Compute how many lines in the entries below contain "have", and output nothing but the number.

[Extracted data entries]
==========

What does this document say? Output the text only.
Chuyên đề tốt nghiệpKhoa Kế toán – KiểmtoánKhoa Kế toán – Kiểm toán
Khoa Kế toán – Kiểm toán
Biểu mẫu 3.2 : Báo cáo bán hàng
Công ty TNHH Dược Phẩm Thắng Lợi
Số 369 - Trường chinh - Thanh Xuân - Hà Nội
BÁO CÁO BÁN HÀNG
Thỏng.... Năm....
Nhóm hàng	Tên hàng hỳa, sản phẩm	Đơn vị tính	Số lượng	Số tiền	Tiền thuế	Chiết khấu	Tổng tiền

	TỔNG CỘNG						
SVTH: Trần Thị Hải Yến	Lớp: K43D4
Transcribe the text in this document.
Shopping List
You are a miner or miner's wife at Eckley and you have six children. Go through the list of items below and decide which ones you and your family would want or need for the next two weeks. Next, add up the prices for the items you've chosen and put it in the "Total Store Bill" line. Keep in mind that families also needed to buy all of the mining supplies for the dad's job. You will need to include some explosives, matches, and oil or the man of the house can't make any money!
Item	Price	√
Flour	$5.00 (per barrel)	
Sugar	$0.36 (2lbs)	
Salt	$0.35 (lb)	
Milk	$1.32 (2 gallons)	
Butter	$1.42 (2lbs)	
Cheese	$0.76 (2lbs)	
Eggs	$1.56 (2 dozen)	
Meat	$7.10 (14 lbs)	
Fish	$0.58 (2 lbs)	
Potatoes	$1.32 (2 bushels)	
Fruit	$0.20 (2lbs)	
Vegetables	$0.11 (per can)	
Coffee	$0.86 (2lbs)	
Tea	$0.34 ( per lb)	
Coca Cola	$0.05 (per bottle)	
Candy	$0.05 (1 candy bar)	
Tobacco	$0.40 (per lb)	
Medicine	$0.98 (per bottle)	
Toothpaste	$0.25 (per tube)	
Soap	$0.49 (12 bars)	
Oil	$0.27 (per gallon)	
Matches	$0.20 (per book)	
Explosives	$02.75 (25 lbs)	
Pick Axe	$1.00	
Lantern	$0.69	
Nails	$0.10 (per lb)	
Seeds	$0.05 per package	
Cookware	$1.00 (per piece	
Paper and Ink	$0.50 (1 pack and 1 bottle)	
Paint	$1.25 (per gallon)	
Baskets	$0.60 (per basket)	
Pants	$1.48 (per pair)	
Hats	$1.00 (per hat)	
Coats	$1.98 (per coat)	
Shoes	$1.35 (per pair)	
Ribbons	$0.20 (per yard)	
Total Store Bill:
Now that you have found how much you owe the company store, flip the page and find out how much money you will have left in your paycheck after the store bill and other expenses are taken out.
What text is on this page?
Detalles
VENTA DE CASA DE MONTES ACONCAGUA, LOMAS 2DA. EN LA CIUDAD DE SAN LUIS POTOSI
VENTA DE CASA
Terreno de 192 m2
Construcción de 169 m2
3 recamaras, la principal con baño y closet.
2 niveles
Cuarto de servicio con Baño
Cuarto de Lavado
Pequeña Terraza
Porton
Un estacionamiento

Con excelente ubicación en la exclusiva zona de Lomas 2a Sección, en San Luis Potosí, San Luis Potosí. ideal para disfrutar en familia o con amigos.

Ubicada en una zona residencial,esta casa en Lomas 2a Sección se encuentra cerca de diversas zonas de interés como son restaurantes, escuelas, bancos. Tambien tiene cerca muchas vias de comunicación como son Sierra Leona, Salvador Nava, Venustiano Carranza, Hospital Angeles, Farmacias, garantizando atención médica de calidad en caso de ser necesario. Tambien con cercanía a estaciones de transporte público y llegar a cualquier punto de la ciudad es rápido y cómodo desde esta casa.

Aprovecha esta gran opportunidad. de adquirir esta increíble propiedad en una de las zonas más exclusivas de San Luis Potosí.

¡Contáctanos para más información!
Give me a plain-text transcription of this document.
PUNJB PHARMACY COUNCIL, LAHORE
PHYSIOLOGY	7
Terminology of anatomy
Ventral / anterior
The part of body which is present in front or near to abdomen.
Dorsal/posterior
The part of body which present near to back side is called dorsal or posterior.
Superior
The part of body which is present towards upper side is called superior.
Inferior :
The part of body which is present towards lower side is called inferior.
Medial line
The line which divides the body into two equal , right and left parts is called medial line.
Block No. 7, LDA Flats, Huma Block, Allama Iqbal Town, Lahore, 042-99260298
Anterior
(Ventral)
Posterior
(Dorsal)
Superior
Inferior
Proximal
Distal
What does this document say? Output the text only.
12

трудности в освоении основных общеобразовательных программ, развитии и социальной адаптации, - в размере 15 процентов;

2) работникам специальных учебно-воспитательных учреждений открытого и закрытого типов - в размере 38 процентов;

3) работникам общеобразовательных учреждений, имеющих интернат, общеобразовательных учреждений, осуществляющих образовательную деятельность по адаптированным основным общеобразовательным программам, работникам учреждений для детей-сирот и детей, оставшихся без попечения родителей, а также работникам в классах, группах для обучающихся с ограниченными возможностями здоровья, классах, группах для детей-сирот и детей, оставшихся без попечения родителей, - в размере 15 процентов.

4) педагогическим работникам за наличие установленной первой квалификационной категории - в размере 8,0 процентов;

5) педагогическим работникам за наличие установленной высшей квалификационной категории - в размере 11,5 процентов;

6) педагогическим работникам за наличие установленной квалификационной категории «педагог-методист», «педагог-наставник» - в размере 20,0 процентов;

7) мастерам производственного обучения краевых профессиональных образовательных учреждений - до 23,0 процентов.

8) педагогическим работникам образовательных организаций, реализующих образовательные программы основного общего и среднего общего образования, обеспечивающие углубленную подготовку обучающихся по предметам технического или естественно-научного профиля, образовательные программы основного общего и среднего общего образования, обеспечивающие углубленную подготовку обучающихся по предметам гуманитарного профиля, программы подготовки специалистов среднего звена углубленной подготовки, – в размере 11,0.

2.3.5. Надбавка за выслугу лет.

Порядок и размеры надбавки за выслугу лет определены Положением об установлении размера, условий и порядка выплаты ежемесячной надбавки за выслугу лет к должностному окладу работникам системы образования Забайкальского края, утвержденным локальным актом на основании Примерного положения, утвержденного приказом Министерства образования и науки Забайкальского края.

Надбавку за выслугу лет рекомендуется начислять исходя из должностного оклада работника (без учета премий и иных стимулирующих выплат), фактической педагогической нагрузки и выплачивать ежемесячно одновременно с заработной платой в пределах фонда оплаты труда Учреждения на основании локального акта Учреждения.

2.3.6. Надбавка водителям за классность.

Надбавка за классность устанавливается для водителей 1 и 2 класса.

==========

◆ OUTPUT FOR THIS EXERCISE
2